Search the data for the word "projektet" and copy each line that has it.
###
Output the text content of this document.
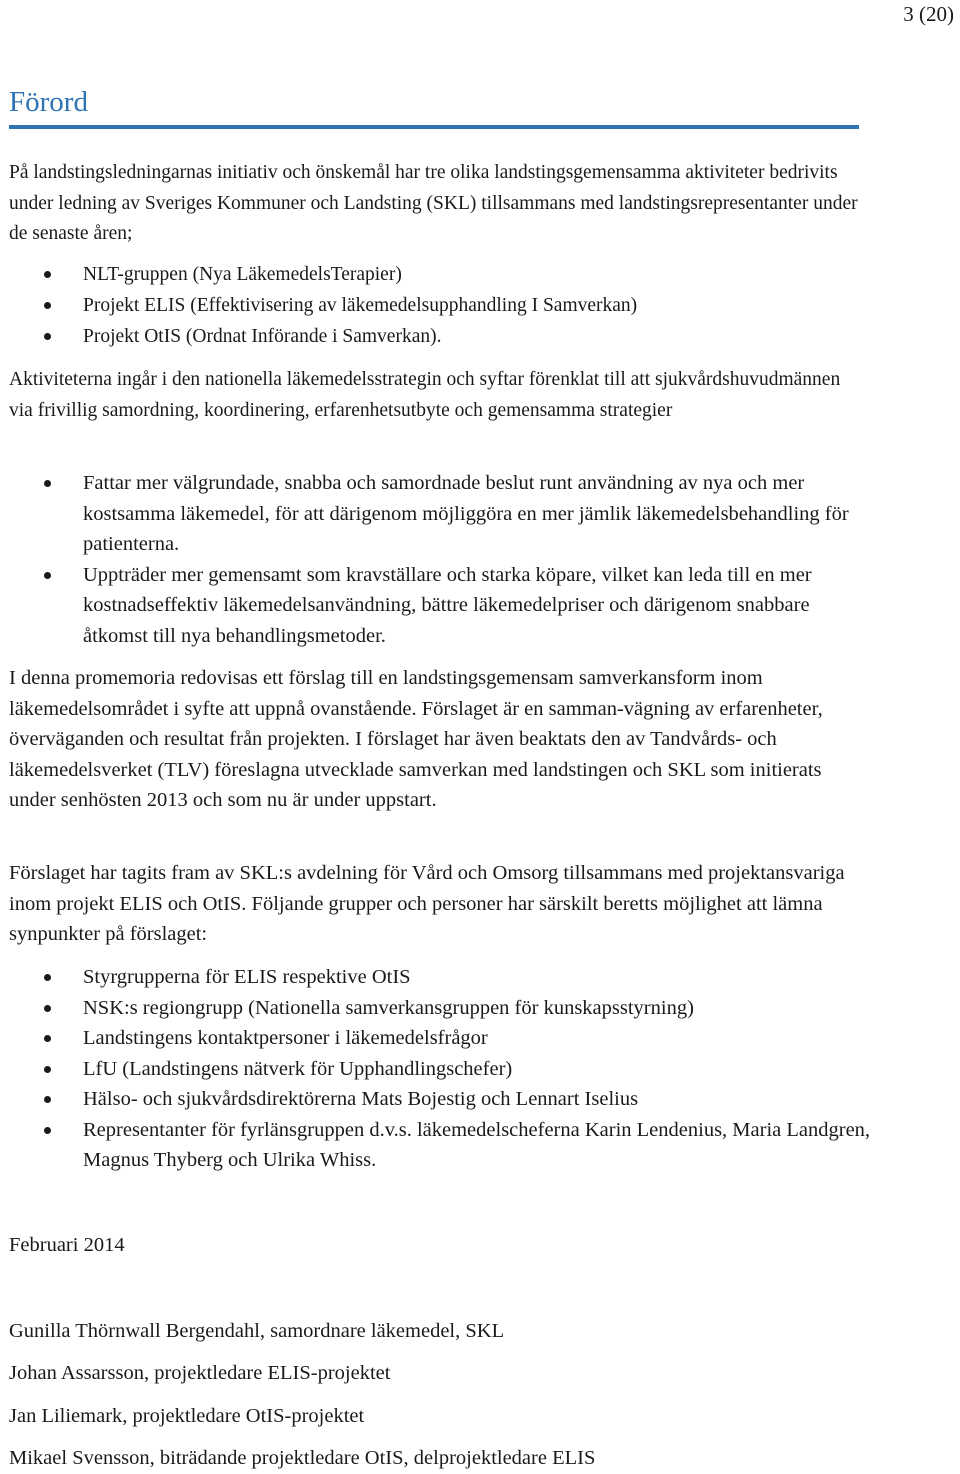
3 (20)
Förord

På landstingsledningarnas initiativ och önskemål har tre olika landstingsgemensamma aktiviteter bedrivits under ledning av Sveriges Kommuner och Landsting (SKL) tillsammans med landstingsrepresentanter under de senaste åren;

NLT-gruppen (Nya LäkemedelsTerapier)
Projekt ELIS (Effektivisering av läkemedelsupphandling I Samverkan)
Projekt OtIS (Ordnat Införande i Samverkan).

Aktiviteterna ingår i den nationella läkemedelsstrategin och syftar förenklat till att sjukvårdshuvudmännen via frivillig samordning, koordinering, erfarenhetsutbyte och gemensamma strategier

Fattar mer välgrundade, snabba och samordnade beslut runt användning av nya och mer kostsamma läkemedel, för att därigenom möjliggöra en mer jämlik läkemedelsbehandling för patienterna.
Uppträder mer gemensamt som kravställare och starka köpare, vilket kan leda till en mer kostnadseffektiv läkemedelsanvändning, bättre läkemedelpriser och därigenom snabbare åtkomst till nya behandlingsmetoder.

I denna promemoria redovisas ett förslag till en landstingsgemensam samverkansform inom läkemedelsområdet i syfte att uppnå ovanstående. Förslaget är en samman-vägning av erfarenheter, överväganden och resultat från projekten. I förslaget har även beaktats den av Tandvårds- och läkemedelsverket (TLV) föreslagna utvecklade samverkan med landstingen och SKL som initierats under senhösten 2013 och som nu är under uppstart.

Förslaget har tagits fram av SKL:s avdelning för Vård och Omsorg tillsammans med projektansvariga inom projekt ELIS och OtIS. Följande grupper och personer har särskilt beretts möjlighet att lämna synpunkter på förslaget:

Styrgrupperna för ELIS respektive OtIS
NSK:s regiongrupp (Nationella samverkansgruppen för kunskapsstyrning)
Landstingens kontaktpersoner i läkemedelsfrågor
LfU (Landstingens nätverk för Upphandlingschefer)
Hälso- och sjukvårdsdirektörerna Mats Bojestig och Lennart Iselius
Representanter för fyrlänsgruppen d.v.s. läkemedelscheferna Karin Lendenius, Maria Landgren, Magnus Thyberg och Ulrika Whiss.

Februari 2014

Gunilla Thörnwall Bergendahl, samordnare läkemedel, SKL

Johan Assarsson, projektledare ELIS-projektet

Jan Liliemark, projektledare OtIS-projektet

Mikael Svensson, biträdande projektledare OtIS, delprojektledare ELIS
###
— WRITTEN REPLY —
Johan Assarsson, projektledare ELIS-projektet
Jan Liliemark, projektledare OtIS-projektet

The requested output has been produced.